**Material for this exercise**
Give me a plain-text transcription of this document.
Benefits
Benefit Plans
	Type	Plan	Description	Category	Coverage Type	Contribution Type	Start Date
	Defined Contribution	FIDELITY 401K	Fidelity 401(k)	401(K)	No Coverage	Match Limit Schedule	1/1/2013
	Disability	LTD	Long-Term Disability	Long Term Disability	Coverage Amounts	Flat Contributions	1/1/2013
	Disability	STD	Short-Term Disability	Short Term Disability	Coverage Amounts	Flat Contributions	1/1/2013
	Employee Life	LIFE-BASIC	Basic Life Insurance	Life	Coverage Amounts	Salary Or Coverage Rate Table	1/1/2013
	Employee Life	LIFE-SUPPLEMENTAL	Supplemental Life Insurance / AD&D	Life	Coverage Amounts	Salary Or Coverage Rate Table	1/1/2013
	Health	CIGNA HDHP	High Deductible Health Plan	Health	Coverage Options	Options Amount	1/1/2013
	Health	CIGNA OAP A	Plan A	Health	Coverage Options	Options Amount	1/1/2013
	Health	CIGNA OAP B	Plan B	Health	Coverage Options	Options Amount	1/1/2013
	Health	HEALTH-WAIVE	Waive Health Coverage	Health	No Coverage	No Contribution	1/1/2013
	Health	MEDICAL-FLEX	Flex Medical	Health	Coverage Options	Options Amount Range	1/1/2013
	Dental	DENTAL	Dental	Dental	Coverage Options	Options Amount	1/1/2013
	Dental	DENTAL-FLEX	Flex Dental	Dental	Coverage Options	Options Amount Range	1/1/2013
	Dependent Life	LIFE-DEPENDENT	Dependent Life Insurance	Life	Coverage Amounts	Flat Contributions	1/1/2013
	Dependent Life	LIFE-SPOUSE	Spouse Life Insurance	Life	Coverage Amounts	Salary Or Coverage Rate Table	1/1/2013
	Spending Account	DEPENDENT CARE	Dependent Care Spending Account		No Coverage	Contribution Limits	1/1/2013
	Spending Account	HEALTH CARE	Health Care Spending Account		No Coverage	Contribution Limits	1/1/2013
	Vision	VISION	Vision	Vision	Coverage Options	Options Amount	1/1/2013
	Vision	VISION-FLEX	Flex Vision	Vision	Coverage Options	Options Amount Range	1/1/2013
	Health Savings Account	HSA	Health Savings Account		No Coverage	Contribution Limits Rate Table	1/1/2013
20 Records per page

**Stated problem**
Pull every line containing the word "Disability" out of the entries above.

**Response for this exercise**
	Disability	LTD	Long-Term Disability	Long Term Disability	Coverage Amounts	Flat Contributions	1/1/2013
	Disability	STD	Short-Term Disability	Short Term Disability	Coverage Amounts	Flat Contributions	1/1/2013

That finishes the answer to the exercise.